[Labeled region entries]
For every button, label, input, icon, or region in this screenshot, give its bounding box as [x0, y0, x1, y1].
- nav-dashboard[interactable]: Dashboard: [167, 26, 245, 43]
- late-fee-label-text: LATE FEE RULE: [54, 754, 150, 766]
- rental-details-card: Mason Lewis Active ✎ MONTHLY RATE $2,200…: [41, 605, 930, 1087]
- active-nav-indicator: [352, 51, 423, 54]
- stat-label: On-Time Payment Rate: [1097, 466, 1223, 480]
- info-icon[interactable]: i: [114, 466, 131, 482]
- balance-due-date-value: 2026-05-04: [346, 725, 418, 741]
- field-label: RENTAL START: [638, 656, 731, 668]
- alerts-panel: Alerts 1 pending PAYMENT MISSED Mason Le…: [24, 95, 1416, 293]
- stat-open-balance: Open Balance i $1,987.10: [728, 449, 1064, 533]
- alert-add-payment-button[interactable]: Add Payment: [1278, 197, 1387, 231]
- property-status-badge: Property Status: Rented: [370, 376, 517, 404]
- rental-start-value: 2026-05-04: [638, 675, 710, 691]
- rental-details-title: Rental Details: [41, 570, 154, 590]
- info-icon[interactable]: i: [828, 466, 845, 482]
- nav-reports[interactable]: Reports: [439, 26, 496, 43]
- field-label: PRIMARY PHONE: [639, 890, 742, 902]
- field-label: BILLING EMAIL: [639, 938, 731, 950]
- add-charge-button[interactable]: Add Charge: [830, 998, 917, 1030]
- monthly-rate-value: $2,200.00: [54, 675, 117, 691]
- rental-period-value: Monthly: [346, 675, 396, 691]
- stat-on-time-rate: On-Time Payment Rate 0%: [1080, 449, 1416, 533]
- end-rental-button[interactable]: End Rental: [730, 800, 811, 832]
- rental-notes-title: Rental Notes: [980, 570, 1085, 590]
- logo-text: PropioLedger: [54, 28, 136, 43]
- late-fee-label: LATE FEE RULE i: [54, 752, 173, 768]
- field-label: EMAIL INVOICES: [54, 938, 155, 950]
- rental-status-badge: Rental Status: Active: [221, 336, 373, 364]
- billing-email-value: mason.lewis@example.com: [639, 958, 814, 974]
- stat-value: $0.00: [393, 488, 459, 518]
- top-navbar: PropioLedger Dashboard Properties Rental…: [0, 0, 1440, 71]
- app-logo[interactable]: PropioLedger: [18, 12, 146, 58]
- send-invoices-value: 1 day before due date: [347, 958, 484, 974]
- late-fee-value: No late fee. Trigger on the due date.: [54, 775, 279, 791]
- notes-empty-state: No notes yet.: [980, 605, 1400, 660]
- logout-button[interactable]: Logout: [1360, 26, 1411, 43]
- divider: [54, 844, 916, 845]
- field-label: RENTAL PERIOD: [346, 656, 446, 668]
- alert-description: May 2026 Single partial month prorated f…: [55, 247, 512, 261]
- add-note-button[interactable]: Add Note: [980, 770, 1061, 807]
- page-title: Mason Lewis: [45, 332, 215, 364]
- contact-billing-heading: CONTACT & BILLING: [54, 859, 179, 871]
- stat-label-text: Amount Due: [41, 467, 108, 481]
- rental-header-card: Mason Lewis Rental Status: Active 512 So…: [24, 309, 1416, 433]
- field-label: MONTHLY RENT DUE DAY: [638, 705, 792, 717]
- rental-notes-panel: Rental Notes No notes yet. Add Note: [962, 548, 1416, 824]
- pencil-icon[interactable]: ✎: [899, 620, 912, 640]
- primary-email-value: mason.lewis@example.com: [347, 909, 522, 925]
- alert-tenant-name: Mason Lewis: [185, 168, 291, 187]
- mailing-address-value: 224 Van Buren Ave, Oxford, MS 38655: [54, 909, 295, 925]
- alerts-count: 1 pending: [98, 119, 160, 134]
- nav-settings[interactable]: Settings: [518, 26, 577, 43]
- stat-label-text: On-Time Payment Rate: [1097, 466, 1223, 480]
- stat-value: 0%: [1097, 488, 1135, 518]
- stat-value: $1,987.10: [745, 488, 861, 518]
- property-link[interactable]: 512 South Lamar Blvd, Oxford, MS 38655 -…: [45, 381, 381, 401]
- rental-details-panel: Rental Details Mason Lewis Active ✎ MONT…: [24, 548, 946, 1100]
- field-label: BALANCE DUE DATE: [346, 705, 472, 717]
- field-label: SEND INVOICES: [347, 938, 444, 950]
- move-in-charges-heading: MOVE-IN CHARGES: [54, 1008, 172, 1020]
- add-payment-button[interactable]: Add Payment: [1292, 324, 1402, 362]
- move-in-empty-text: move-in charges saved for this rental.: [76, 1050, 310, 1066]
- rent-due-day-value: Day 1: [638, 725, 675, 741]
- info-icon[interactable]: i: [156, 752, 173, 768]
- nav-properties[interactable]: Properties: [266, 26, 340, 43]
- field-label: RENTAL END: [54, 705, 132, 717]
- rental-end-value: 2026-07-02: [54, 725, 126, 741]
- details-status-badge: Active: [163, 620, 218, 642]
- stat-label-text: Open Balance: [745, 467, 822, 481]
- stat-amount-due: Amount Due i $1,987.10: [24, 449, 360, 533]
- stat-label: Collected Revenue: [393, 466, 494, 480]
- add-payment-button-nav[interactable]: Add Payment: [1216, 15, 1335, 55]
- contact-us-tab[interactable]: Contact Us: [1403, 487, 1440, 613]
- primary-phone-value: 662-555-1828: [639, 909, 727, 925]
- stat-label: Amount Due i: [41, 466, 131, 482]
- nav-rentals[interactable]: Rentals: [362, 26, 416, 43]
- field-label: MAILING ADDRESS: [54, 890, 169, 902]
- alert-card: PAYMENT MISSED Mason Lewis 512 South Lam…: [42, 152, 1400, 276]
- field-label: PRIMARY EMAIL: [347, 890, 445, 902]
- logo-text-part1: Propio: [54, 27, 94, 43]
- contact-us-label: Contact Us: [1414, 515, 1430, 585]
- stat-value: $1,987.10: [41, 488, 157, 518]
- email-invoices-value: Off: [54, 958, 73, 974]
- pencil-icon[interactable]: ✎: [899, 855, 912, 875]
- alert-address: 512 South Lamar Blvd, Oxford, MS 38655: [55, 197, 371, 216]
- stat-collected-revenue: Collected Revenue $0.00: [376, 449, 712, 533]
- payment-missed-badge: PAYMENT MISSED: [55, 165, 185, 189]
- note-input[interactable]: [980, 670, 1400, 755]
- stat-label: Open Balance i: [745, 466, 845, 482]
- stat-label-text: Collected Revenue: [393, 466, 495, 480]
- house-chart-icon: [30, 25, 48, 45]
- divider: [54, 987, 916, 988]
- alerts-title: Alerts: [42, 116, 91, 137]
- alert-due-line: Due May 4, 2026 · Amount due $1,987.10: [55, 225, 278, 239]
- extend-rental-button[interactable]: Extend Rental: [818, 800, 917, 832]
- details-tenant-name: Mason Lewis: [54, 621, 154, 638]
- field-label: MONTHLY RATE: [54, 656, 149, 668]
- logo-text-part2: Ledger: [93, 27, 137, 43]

Written exercise ▸ Locate each line of the material above in which the string "details" appears, and copy those lines in full.

The reply ▸
- rental-details-card: Mason Lewis Active ✎ MONTHLY RATE $2,200…: [41, 605, 930, 1087]
- rental-details-title: Rental Details: [41, 570, 154, 590]
- rental-details-panel: Rental Details Mason Lewis Active ✎ MONT…: [24, 548, 946, 1100]
- details-status-badge: Active: [163, 620, 218, 642]
- details-tenant-name: Mason Lewis: [54, 621, 154, 638]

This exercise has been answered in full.